Entries
^^^^^^^^

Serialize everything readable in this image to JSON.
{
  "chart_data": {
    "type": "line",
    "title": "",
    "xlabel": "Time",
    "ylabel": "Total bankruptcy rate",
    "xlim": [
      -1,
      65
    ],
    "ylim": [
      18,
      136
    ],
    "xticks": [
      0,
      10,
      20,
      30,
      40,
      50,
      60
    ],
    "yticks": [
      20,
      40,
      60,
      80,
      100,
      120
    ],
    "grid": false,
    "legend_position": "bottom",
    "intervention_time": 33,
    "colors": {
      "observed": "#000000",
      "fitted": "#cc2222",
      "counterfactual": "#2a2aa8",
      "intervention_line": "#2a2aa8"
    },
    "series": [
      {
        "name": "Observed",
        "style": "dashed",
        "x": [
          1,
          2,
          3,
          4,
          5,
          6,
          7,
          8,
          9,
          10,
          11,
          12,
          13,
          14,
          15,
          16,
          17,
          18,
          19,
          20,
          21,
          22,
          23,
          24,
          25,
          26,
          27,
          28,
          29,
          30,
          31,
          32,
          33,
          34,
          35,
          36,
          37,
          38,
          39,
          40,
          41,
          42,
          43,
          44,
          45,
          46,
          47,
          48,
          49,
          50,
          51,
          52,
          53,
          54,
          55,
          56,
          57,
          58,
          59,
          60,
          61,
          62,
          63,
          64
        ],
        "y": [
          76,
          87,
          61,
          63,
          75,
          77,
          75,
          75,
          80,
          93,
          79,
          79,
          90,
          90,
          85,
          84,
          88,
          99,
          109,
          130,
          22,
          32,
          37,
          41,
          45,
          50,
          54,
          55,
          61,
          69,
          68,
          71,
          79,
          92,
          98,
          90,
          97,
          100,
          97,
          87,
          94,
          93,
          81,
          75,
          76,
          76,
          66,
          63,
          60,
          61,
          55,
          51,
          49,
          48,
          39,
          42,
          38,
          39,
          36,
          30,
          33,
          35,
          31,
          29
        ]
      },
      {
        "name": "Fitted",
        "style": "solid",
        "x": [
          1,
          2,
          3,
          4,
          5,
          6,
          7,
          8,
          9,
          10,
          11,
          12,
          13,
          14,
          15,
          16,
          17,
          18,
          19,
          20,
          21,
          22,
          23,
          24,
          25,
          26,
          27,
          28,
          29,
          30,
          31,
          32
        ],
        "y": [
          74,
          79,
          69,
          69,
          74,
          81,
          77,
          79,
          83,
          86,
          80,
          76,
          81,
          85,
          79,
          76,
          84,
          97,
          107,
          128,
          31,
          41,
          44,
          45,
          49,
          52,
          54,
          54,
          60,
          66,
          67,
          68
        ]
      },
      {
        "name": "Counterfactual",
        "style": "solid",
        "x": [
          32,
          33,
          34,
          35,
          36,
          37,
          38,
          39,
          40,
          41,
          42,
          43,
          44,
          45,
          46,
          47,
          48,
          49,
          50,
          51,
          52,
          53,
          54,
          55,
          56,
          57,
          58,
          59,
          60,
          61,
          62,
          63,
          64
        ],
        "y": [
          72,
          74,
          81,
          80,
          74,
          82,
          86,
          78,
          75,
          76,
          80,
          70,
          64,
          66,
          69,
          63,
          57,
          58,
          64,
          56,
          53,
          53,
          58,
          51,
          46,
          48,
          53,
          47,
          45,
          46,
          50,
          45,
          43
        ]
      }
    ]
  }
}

^^^^^^^^

Task directions
Each record should come back exactly as written.

Written response
Serialize everything readable in this image to JSON.
{
  "chart_data": {
    "type": "line",
    "title": "",
    "xlabel": "Time",
    "ylabel": "Total bankruptcy rate",
    "xlim": [
      -1,
      65
    ],
    "ylim": [
      18,
      136
    ],
    "xticks": [
      0,
      10,
      20,
      30,
      40,
      50,
      60
    ],
    "yticks": [
      20,
      40,
      60,
      80,
      100,
      120
    ],
    "grid": false,
    "legend_position": "bottom",
    "intervention_time": 33,
    "colors": {
      "observed": "#000000",
      "fitted": "#cc2222",
      "counterfactual": "#2a2aa8",
      "intervention_line": "#2a2aa8"
    },
    "series": [
      {
        "name": "Observed",
        "style": "dashed",
        "x": [
          1,
          2,
          3,
          4,
          5,
          6,
          7,
          8,
          9,
          10,
          11,
          12,
          13,
          14,
          15,
          16,
          17,
          18,
          19,
          20,
          21,
          22,
          23,
          24,
          25,
          26,
          27,
          28,
          29,
          30,
          31,
          32,
          33,
          34,
          35,
          36,
          37,
          38,
          39,
          40,
          41,
          42,
          43,
          44,
          45,
          46,
          47,
          48,
          49,
          50,
          51,
          52,
          53,
          54,
          55,
          56,
          57,
          58,
          59,
          60,
          61,
          62,
          63,
          64
        ],
        "y": [
          76,
          87,
          61,
          63,
          75,
          77,
          75,
          75,
          80,
          93,
          79,
          79,
          90,
          90,
          85,
          84,
          88,
          99,
          109,
          130,
          22,
          32,
          37,
          41,
          45,
          50,
          54,
          55,
          61,
          69,
          68,
          71,
          79,
          92,
          98,
          90,
          97,
          100,
          97,
          87,
          94,
          93,
          81,
          75,
          76,
          76,
          66,
          63,
          60,
          61,
          55,
          51,
          49,
          48,
          39,
          42,
          38,
          39,
          36,
          30,
          33,
          35,
          31,
          29
        ]
      },
      {
        "name": "Fitted",
        "style": "solid",
        "x": [
          1,
          2,
          3,
          4,
          5,
          6,
          7,
          8,
          9,
          10,
          11,
          12,
          13,
          14,
          15,
          16,
          17,
          18,
          19,
          20,
          21,
          22,
          23,
          24,
          25,
          26,
          27,
          28,
          29,
          30,
          31,
          32
        ],
        "y": [
          74,
          79,
          69,
          69,
          74,
          81,
          77,
          79,
          83,
          86,
          80,
          76,
          81,
          85,
          79,
          76,
          84,
          97,
          107,
          128,
          31,
          41,
          44,
          45,
          49,
          52,
          54,
          54,
          60,
          66,
          67,
          68
        ]
      },
      {
        "name": "Counterfactual",
        "style": "solid",
        "x": [
          32,
          33,
          34,
          35,
          36,
          37,
          38,
          39,
          40,
          41,
          42,
          43,
          44,
          45,
          46,
          47,
          48,
          49,
          50,
          51,
          52,
          53,
          54,
          55,
          56,
          57,
          58,
          59,
          60,
          61,
          62,
          63,
          64
        ],
        "y": [
          72,
          74,
          81,
          80,
          74,
          82,
          86,
          78,
          75,
          76,
          80,
          70,
          64,
          66,
          69,
          63,
          57,
          58,
          64,
          56,
          53,
          53,
          58,
          51,
          46,
          48,
          53,
          47,
          45,
          46,
          50,
          45,
          43
        ]
      }
    ]
  }
}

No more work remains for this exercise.